**Extracted data entries**
[START]

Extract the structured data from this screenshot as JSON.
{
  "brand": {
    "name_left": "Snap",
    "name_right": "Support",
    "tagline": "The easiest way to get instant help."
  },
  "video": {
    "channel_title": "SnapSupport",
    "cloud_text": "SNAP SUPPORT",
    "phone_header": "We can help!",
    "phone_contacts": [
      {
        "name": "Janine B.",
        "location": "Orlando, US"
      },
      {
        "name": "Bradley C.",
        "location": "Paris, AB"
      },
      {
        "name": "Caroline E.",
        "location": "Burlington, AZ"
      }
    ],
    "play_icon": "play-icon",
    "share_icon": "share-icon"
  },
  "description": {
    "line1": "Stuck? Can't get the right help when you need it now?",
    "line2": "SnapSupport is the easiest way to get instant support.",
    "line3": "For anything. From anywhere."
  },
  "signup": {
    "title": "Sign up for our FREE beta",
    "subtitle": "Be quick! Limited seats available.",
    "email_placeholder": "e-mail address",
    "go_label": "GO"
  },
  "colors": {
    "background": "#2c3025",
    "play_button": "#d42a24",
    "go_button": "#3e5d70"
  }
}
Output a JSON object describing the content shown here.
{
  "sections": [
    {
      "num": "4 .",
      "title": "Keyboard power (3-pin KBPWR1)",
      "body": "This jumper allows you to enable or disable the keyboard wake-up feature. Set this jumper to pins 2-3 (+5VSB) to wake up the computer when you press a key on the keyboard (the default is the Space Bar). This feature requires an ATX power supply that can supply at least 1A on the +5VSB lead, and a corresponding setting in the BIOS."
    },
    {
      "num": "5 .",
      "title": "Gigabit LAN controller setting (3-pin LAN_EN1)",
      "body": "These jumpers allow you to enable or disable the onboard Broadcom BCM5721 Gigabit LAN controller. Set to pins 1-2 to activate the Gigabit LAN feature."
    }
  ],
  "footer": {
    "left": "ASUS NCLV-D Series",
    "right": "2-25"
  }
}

[END]

**Given problem**
Please reproduce each line exactly as written.

**Task result**
Extract the structured data from this screenshot as JSON.
{
  "brand": {
    "name_left": "Snap",
    "name_right": "Support",
    "tagline": "The easiest way to get instant help."
  },
  "video": {
    "channel_title": "SnapSupport",
    "cloud_text": "SNAP SUPPORT",
    "phone_header": "We can help!",
    "phone_contacts": [
      {
        "name": "Janine B.",
        "location": "Orlando, US"
      },
      {
        "name": "Bradley C.",
        "location": "Paris, AB"
      },
      {
        "name": "Caroline E.",
        "location": "Burlington, AZ"
      }
    ],
    "play_icon": "play-icon",
    "share_icon": "share-icon"
  },
  "description": {
    "line1": "Stuck? Can't get the right help when you need it now?",
    "line2": "SnapSupport is the easiest way to get instant support.",
    "line3": "For anything. From anywhere."
  },
  "signup": {
    "title": "Sign up for our FREE beta",
    "subtitle": "Be quick! Limited seats available.",
    "email_placeholder": "e-mail address",
    "go_label": "GO"
  },
  "colors": {
    "background": "#2c3025",
    "play_button": "#d42a24",
    "go_button": "#3e5d70"
  }
}
Output a JSON object describing the content shown here.
{
  "sections": [
    {
      "num": "4 .",
      "title": "Keyboard power (3-pin KBPWR1)",
      "body": "This jumper allows you to enable or disable the keyboard wake-up feature. Set this jumper to pins 2-3 (+5VSB) to wake up the computer when you press a key on the keyboard (the default is the Space Bar). This feature requires an ATX power supply that can supply at least 1A on the +5VSB lead, and a corresponding setting in the BIOS."
    },
    {
      "num": "5 .",
      "title": "Gigabit LAN controller setting (3-pin LAN_EN1)",
      "body": "These jumpers allow you to enable or disable the onboard Broadcom BCM5721 Gigabit LAN controller. Set to pins 1-2 to activate the Gigabit LAN feature."
    }
  ],
  "footer": {
    "left": "ASUS NCLV-D Series",
    "right": "2-25"
  }
}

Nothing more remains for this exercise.